● TEXT SECTION:
Electric Bike Primer Ideas...

Court

Administrator
Staff member
Hi guys! I'd like to shoot some "primer" videos for those who are new to electric bikes and am looking for input and suggestions on what the topics should be. The plan would be < 10 minute videos, focused and specific, some newbie stuff and some advanced with original footage and maybe some interviews.

A couple years back I shot this "What is an Electric Bike" video and more recently this "How to Ride a Bicycle" which seemed to really help people. The new primers will have better imagery and audio and I want them to really offer value... I wrote a basic intro to ebikes book a while back and made it free on Kindle. I might consider making it into a video series as well with chapters as topics.

Please share your thoughts on topics and what you think the content should be (like ideas on content for the topics or answers to common questions). Thank you!
 

wa5

Well-Known Member
Commonly used terms on bikes.. you might laugh... but headstock, down tube, what each section of the frame is called.. I'll be honest I have trouble describing some parts..

The difference between Derailleur, CVT, in gear hub.. and again the acronyms.. and how they work with mid drives.. the pros and cons of each type

something on Batteries.., engine controllers, different types of imput, PAS V throttle V torque sensor V Mobile phone doing everything.

● PROVIDED MATERIAL:
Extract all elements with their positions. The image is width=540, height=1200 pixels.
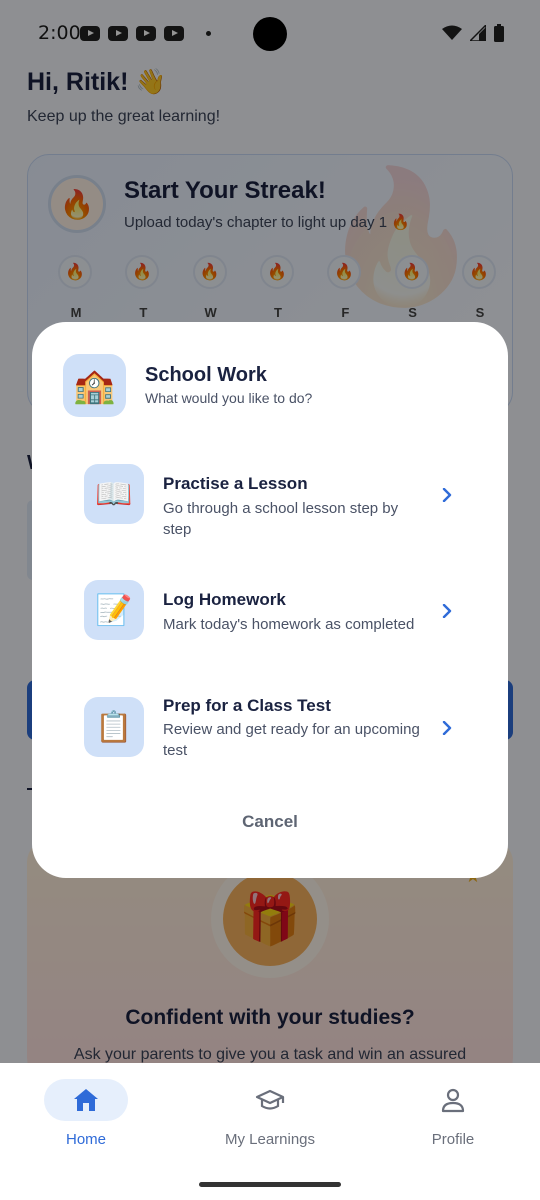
dialog-title: School Work: [145, 364, 267, 386]
option-log-homework[interactable]: 📝 Log Homework Mark today's homework as …: [62, 566, 478, 654]
person-icon: [441, 1088, 465, 1113]
home-icon: [74, 1089, 98, 1111]
nav-my-learnings-label: My Learnings: [224, 1131, 316, 1148]
school-icon: 🏫: [63, 354, 126, 417]
nav-home-label: Home: [65, 1131, 106, 1148]
option-description: Review and get ready for an upcoming tes…: [163, 721, 420, 759]
option-title: Log Homework: [163, 590, 286, 609]
option-prep-class-test[interactable]: 📋 Prep for a Class Test Review and get r…: [62, 682, 478, 774]
school-work-dialog: 🏫 School Work What would you like to do?…: [32, 322, 508, 878]
option-description: Mark today's homework as completed: [163, 616, 415, 633]
bottom-navigation: Home My Learnings Profile: [0, 1063, 540, 1200]
memo-icon: 📝: [84, 580, 144, 640]
dialog-subtitle: What would you like to do?: [145, 390, 313, 406]
gesture-bar[interactable]: [199, 1182, 341, 1187]
nav-my-learnings-pill: [228, 1079, 312, 1121]
chevron-right-icon: [442, 488, 452, 502]
book-icon: 📖: [84, 464, 144, 524]
option-description: Go through a school lesson step by step: [163, 500, 399, 538]
clipboard-icon: 📋: [84, 697, 144, 757]
nav-profile-label: Profile: [431, 1131, 475, 1148]
option-practise-lesson[interactable]: 📖 Practise a Lesson Go through a school …: [62, 450, 478, 538]
cancel-button[interactable]: Cancel: [32, 812, 508, 832]
graduation-cap-icon: [255, 1089, 285, 1110]
chevron-right-icon: [442, 721, 452, 735]
nav-profile[interactable]: Profile: [378, 1079, 528, 1148]
option-title: Prep for a Class Test: [163, 696, 331, 715]
option-title: Practise a Lesson: [163, 474, 308, 493]
nav-profile-pill: [411, 1079, 495, 1121]
chevron-right-icon: [442, 604, 452, 618]
nav-home[interactable]: Home: [11, 1079, 161, 1148]
nav-home-pill: [44, 1079, 128, 1121]
nav-my-learnings[interactable]: My Learnings: [195, 1079, 345, 1148]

● PROBLEM SET:
(1) In the forum thread about electric bike primer videos, do these statements agree with the text? Answer yes or no for each, quoting the words that decide it.
(a) Each planned primer video would run under ten minutes.
(b) The basic intro to ebikes book was offered for sale at a price on Kindle.
(c) One reply asks for a topic on how a derailleur differs from an in-gear hub.
(2) Extend the forum thread about electric bike primer videos, starting right after its last sentence.

● RESPONSE LIST:
(1)
(a) Yes: "The plan would be < 10 minute videos, focused and specific"
(b) No: "made it free on Kindle"
(c) Yes: "The difference between Derailleur, CVT, in gear hub"

(2)
Commonly used terms not of the bike itself, but of the industry IBD (independent bike dealer I think).

pros and cons of different materials Aluminium V Steel frames, different rim materials

Pros and cons of different drive types.. direct v gear v mid..

other bike accessories .. lights, (front , rear and side or rim mounted) water bottles, racks, different types of pedals... new accessories..

Clothing and helmets. winter performance.. water / snow proofing

just on your bike reviews, I appreciate that you do this out of the goodness of your heart (and I thank you). I have no right to criticise... perhaps think of this as an observation.. again I am aware that you don't have the bikes forever so what I'm asking is probably difficult or impossible. and it has been covered to some extent on another thread. .. but..

a standard test course.. so we can compare the performance of one bike v another on a standard route.. (Gee the humdinger 1000 goes up heartbreak hill way better than the doodlebug did).. also good for testing and comparing range.. just on range.. two tests, one on throttle only, or PAS set to highest level.. one at your normal level ie pedaling with assist... a kind of miles to the Court to the ohm if you will..

Well, I've just destroyed your private life for the next couple of years.. my work here is done :)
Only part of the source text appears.